## Data section
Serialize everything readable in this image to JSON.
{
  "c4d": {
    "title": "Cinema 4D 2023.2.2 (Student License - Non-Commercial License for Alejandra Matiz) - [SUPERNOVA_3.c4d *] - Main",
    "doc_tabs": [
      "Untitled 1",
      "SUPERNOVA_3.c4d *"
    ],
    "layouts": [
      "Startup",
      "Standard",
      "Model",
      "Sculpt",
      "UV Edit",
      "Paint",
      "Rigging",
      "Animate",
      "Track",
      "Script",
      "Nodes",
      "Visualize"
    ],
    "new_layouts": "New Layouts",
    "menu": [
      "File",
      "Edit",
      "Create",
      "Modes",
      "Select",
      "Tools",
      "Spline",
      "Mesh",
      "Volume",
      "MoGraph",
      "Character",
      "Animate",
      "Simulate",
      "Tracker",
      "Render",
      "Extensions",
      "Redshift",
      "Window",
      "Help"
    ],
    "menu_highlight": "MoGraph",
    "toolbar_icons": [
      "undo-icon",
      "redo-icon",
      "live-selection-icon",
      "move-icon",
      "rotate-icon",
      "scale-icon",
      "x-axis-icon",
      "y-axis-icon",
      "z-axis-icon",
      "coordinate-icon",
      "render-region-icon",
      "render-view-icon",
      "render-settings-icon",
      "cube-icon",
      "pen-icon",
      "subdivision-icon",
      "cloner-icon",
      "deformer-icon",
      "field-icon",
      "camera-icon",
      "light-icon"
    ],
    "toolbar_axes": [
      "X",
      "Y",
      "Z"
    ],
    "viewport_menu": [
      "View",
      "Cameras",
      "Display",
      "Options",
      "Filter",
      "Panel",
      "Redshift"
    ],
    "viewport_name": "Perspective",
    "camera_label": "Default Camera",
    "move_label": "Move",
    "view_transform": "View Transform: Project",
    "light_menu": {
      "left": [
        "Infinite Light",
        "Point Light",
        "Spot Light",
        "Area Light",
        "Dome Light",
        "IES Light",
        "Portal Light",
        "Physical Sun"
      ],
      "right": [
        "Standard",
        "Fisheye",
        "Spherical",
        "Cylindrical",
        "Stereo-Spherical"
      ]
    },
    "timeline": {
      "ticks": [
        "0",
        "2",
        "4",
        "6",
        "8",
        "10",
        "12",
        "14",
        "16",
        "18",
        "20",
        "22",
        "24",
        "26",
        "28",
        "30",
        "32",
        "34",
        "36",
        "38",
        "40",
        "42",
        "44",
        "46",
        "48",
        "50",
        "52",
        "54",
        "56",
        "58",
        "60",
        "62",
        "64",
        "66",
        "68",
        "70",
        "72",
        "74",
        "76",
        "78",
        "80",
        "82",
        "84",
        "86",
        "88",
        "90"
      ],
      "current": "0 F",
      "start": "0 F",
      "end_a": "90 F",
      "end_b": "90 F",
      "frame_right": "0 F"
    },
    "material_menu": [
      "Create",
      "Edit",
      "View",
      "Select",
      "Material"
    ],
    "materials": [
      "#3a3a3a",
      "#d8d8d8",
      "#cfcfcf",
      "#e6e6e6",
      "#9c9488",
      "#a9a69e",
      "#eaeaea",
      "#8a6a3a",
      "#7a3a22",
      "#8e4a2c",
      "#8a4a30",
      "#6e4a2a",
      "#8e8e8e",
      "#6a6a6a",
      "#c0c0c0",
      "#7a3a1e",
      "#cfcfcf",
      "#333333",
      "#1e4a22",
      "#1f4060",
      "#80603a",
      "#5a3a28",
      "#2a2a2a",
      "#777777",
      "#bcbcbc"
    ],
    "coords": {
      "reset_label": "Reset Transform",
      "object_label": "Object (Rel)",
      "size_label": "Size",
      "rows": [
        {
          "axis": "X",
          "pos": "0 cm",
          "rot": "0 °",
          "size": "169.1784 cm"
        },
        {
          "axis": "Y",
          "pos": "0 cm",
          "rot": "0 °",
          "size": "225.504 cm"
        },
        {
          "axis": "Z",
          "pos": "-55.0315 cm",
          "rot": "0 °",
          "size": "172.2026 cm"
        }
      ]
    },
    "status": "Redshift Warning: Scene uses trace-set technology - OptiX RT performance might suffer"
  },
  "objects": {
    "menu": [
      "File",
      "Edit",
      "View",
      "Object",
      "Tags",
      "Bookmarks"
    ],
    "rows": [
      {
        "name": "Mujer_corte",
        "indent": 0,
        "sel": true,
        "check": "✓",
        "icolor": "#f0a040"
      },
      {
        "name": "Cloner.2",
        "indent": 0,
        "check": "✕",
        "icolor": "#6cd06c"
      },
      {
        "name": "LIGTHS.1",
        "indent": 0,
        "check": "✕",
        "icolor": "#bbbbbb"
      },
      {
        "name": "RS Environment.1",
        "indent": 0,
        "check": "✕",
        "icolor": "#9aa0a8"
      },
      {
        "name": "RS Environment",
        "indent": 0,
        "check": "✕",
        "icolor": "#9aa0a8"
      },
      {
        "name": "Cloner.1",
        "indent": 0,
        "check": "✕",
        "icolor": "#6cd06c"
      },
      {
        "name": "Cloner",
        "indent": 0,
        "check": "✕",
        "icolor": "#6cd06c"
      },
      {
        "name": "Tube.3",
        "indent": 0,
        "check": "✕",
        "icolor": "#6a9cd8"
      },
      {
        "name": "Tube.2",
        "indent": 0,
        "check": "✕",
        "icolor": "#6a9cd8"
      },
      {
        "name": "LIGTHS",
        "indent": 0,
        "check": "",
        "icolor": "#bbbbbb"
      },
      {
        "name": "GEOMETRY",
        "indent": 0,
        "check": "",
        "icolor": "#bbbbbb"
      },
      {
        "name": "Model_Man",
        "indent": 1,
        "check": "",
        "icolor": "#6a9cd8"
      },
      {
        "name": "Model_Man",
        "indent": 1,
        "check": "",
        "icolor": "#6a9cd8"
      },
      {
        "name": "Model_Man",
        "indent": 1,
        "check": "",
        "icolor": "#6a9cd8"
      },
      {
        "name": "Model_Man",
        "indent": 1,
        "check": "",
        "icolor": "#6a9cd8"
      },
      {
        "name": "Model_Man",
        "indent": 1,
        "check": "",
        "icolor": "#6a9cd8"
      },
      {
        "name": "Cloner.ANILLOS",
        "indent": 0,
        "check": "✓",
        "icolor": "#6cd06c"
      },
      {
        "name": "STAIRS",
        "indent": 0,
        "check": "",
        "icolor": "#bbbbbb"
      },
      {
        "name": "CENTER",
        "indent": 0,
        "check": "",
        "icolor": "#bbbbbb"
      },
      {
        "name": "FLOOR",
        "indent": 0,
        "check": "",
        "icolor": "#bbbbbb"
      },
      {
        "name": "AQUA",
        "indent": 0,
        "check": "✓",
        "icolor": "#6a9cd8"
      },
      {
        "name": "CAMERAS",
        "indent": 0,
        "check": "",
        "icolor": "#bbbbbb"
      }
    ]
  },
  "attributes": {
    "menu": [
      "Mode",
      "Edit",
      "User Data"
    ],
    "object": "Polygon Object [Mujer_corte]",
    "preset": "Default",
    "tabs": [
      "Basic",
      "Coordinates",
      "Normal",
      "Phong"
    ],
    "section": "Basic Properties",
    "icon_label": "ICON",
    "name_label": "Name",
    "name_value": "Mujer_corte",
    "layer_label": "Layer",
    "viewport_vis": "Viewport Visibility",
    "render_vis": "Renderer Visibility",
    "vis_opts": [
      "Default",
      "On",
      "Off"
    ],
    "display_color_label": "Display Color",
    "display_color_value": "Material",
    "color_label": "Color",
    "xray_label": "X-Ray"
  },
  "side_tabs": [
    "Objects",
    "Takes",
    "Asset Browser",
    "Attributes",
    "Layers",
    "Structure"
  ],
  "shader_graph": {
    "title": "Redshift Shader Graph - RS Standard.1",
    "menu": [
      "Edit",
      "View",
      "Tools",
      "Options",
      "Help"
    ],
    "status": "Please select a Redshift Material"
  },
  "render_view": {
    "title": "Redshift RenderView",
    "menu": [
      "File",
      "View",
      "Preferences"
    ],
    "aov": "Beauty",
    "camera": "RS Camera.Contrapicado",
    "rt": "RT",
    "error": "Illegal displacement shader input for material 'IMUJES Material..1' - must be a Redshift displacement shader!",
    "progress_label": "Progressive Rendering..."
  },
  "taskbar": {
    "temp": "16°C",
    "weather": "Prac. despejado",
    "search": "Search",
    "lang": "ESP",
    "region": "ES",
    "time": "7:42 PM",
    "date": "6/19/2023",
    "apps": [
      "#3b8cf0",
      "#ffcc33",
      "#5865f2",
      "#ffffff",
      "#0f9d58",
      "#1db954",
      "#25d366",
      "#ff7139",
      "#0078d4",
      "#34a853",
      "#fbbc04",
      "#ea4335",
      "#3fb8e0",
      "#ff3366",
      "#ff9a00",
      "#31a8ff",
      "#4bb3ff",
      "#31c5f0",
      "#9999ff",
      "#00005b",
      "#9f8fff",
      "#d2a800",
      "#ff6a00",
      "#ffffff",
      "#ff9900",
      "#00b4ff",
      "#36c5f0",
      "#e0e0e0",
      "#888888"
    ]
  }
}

## Given request
Give only a number: how many lines of the data hold the string "Default"?

## Correct answer
3